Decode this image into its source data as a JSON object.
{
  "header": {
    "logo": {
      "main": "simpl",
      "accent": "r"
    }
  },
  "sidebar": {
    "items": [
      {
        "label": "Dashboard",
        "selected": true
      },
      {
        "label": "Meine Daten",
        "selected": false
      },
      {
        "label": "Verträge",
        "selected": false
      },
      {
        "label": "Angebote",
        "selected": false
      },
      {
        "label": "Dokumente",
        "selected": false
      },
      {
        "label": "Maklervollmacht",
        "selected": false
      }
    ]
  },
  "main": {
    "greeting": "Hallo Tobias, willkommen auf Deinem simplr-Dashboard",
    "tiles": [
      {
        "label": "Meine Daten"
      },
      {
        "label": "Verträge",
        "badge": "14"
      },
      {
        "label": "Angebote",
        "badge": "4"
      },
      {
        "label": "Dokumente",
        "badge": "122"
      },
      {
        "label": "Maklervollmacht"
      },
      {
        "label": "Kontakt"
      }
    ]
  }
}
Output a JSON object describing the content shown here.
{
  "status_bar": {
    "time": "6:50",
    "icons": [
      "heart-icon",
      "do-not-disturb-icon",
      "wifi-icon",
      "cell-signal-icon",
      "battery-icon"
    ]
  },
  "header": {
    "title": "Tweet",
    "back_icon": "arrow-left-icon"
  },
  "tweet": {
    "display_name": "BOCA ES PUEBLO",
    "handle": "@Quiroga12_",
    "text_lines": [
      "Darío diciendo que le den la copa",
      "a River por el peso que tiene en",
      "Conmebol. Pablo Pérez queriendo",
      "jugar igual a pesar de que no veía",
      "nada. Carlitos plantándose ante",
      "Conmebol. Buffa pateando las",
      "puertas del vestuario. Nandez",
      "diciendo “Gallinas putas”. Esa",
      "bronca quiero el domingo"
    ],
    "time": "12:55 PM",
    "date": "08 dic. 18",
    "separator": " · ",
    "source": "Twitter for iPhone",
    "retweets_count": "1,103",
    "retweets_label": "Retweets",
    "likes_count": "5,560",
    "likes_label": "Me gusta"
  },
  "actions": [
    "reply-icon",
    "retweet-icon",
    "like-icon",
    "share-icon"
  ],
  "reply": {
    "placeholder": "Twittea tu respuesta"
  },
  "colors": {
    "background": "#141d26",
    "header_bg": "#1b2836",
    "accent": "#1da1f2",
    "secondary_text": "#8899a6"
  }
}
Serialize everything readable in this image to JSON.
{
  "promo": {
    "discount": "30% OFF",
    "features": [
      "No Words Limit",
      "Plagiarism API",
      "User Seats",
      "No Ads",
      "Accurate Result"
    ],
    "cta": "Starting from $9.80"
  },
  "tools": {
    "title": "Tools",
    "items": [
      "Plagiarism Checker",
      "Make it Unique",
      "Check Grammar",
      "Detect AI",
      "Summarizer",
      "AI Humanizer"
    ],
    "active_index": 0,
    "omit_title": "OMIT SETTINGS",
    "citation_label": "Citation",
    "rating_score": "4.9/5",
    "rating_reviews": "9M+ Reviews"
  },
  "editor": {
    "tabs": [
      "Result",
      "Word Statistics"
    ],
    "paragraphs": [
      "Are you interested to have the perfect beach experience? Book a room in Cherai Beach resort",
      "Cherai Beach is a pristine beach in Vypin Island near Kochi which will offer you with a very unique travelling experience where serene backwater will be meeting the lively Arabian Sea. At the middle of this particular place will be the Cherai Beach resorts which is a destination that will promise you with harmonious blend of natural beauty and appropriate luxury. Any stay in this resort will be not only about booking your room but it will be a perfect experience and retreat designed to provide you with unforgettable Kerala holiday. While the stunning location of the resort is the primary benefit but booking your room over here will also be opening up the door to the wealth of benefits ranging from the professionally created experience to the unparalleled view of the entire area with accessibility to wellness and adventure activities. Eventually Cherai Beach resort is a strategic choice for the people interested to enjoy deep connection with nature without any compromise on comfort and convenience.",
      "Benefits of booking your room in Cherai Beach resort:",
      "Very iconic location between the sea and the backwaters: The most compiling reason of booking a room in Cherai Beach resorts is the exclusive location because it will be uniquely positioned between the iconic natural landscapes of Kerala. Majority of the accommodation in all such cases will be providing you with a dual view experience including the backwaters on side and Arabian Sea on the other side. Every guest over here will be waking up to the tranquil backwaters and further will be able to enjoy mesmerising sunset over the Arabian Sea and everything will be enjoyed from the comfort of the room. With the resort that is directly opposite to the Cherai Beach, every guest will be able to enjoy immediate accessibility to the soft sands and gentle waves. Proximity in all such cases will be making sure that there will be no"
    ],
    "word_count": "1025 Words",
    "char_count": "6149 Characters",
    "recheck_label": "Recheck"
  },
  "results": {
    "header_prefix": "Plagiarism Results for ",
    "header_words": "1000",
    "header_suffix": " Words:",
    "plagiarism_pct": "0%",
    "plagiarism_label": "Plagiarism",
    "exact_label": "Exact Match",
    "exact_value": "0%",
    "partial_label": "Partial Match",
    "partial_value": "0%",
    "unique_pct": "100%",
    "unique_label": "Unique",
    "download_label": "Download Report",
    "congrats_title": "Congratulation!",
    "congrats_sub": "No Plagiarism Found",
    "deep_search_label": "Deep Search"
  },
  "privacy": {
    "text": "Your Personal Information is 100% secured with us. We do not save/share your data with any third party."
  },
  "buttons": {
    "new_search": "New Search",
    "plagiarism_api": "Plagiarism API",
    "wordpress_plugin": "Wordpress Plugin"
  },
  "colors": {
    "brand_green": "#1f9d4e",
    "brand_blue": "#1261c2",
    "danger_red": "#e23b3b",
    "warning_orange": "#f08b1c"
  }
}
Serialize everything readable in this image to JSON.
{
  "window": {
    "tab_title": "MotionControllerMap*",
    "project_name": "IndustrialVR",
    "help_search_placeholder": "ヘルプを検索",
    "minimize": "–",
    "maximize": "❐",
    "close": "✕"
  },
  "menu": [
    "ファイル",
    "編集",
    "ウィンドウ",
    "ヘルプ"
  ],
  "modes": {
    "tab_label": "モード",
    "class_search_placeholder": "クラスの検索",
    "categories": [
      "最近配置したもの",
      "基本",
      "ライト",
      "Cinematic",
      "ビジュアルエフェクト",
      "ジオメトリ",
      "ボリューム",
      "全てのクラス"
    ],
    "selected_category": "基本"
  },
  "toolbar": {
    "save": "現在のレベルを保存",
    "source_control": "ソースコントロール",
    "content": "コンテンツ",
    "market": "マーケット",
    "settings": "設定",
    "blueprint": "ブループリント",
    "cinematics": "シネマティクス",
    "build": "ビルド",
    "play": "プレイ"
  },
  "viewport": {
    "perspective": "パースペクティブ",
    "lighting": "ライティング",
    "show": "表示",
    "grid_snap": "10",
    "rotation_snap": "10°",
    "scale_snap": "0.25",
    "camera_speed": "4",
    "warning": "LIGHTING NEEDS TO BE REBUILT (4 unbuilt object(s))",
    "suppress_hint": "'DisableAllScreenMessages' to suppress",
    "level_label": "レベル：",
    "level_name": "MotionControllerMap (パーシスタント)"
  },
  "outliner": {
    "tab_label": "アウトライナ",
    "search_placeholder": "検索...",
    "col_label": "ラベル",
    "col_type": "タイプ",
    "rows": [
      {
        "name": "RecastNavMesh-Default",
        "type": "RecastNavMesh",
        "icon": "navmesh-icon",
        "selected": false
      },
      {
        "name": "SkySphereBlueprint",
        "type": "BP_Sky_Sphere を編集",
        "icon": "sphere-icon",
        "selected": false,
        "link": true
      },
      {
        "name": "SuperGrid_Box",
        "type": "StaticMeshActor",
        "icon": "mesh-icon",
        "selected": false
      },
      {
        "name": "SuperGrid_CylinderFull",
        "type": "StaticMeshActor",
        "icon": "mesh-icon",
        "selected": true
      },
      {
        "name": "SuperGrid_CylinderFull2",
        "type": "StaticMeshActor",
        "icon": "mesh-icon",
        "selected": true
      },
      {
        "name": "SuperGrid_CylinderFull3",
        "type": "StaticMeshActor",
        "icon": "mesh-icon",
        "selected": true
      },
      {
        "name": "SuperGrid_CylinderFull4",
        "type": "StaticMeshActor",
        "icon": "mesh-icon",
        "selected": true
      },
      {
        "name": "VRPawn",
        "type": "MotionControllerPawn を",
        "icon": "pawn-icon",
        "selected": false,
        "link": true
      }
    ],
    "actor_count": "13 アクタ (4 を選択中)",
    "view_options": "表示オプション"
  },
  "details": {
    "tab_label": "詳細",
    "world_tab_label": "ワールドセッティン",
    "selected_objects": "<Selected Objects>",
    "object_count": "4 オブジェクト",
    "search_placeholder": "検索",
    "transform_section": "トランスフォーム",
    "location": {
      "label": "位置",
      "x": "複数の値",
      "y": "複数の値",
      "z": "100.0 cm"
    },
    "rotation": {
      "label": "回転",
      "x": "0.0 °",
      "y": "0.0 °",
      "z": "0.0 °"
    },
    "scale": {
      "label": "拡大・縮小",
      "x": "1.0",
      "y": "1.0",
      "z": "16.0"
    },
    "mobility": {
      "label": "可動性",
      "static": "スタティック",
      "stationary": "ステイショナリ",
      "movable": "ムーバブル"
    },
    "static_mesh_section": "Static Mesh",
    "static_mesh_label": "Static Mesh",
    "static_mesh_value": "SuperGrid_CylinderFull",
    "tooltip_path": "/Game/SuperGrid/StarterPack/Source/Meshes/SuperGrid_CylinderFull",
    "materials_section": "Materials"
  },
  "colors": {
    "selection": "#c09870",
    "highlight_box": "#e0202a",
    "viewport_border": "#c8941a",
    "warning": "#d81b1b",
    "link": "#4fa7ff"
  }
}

EXERCISE REQUIREMENTS: Gather each line of the records holding the string "data".

FINAL ANSWER:
Decode this image into its source data as a JSON object.
    "text": "Your Personal Information is 100% secured with us. We do not save/share your data with any third party."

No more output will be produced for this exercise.